Figure record extracts:
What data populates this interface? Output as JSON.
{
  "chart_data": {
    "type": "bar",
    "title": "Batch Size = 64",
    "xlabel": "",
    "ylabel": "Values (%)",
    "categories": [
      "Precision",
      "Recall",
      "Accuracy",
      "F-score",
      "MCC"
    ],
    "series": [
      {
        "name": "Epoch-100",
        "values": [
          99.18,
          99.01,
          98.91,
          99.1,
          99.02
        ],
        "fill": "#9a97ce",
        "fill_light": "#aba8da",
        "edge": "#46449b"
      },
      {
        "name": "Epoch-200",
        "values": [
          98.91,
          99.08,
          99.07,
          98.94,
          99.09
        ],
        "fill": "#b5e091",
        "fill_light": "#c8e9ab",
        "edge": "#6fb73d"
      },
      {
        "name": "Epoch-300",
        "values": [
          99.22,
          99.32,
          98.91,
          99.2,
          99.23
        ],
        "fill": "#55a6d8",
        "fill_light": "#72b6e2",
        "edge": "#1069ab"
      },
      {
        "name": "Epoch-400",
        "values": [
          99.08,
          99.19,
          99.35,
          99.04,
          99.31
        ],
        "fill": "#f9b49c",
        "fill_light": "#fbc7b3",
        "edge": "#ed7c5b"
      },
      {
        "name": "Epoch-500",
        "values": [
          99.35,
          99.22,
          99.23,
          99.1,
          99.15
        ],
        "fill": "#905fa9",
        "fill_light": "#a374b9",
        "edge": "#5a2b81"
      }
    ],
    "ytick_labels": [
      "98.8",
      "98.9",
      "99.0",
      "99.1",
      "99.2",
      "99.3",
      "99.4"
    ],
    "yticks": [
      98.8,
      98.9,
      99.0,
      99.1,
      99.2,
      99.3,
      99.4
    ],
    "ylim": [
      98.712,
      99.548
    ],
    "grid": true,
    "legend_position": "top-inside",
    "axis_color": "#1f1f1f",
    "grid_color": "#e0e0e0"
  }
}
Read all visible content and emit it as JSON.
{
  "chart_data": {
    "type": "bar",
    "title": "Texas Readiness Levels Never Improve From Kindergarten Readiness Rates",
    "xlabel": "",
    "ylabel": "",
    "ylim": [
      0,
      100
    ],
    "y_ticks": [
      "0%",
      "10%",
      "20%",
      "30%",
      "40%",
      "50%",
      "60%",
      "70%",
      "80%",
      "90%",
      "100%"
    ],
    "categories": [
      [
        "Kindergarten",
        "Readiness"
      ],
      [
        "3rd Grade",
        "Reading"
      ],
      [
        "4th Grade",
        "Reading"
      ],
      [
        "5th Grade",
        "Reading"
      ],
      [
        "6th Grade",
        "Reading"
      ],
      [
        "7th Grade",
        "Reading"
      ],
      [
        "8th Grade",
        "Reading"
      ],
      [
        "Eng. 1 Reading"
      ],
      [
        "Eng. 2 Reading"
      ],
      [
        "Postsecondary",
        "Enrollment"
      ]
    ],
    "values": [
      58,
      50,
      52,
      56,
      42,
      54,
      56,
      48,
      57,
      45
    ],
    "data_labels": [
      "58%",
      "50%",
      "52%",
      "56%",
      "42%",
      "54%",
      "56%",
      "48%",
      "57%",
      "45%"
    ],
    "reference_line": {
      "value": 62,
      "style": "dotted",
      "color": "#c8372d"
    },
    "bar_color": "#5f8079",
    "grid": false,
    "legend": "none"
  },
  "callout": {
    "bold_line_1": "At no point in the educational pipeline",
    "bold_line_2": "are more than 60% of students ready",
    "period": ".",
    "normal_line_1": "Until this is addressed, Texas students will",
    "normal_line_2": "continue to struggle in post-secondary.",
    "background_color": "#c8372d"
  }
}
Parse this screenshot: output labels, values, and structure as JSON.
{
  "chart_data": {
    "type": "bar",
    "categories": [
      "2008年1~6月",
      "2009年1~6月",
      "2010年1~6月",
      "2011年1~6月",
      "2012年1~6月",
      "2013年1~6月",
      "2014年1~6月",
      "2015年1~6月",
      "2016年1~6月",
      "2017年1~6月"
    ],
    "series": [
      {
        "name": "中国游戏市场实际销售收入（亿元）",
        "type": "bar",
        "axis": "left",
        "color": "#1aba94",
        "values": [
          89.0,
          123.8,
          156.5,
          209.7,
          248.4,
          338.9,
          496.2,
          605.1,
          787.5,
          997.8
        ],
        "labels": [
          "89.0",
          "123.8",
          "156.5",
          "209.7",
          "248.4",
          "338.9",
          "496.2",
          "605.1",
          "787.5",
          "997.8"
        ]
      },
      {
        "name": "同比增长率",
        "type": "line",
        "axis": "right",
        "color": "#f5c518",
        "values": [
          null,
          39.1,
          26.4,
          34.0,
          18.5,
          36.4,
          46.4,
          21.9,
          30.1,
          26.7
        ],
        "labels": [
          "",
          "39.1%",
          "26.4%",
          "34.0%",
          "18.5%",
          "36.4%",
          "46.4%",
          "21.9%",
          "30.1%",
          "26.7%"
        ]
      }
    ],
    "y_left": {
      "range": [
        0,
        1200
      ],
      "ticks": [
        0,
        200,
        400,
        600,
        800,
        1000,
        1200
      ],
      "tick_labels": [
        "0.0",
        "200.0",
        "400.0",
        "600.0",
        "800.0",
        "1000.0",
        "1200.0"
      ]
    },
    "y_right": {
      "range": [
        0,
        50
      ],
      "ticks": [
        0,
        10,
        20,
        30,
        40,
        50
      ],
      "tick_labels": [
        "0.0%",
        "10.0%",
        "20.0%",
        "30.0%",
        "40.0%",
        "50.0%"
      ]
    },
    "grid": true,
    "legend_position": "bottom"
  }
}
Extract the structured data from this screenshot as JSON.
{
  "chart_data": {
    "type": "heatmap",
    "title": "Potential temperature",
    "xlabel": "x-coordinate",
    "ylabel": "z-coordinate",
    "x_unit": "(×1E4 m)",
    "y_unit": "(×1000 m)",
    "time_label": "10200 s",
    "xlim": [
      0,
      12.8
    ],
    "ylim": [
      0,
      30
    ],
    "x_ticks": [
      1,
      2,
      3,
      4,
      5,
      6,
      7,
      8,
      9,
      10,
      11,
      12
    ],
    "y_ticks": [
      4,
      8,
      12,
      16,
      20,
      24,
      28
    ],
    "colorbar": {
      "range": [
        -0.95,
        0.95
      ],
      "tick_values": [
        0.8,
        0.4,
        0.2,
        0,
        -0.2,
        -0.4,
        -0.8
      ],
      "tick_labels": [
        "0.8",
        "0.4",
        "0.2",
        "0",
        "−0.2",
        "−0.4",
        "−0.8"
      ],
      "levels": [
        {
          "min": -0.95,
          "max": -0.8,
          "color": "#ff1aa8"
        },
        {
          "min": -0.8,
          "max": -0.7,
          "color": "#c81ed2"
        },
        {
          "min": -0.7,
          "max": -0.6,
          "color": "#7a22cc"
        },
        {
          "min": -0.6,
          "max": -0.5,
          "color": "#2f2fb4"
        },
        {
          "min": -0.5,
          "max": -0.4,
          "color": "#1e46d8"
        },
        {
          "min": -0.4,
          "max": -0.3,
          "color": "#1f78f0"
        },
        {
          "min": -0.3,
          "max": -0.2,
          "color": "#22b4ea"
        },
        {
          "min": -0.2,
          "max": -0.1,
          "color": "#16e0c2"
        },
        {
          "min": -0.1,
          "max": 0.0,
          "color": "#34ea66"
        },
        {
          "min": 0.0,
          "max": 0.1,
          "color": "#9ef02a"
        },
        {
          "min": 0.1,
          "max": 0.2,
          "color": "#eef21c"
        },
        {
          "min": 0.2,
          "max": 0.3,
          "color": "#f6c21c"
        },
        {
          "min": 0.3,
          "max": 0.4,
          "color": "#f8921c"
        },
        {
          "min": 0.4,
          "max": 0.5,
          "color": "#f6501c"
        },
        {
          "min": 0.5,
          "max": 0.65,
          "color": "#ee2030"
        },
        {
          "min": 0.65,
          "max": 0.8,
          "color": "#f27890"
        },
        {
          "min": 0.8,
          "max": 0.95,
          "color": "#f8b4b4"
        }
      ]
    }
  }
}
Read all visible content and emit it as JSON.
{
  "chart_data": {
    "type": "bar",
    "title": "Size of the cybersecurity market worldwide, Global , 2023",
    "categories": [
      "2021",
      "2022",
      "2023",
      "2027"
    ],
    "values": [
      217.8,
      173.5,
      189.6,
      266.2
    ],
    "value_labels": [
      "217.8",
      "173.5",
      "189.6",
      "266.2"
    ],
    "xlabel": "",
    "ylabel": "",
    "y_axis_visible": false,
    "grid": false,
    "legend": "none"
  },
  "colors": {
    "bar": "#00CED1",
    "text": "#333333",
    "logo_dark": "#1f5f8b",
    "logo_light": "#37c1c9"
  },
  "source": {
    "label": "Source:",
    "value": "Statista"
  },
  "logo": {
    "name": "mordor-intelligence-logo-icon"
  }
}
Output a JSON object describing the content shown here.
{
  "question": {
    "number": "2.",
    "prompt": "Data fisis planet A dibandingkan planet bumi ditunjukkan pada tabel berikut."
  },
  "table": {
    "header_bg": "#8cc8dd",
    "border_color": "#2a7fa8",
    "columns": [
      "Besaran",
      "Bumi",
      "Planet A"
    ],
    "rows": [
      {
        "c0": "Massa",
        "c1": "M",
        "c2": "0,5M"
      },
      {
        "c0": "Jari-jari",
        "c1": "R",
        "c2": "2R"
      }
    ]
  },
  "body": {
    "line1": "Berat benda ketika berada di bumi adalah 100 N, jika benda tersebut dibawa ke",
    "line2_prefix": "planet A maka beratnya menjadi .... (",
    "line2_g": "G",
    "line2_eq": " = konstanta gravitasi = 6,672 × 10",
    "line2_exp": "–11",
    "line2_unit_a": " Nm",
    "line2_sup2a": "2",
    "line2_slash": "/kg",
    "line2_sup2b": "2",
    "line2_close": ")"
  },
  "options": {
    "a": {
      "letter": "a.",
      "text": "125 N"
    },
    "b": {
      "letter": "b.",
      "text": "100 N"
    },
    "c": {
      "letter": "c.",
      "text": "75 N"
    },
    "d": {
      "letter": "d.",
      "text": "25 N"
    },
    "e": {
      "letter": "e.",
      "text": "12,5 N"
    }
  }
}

Short exercise:
Extract all lines that hold the word "Kindergarten".

Output for this task:
    "title": "Texas Readiness Levels Never Improve From Kindergarten Readiness Rates",
        "Kindergarten",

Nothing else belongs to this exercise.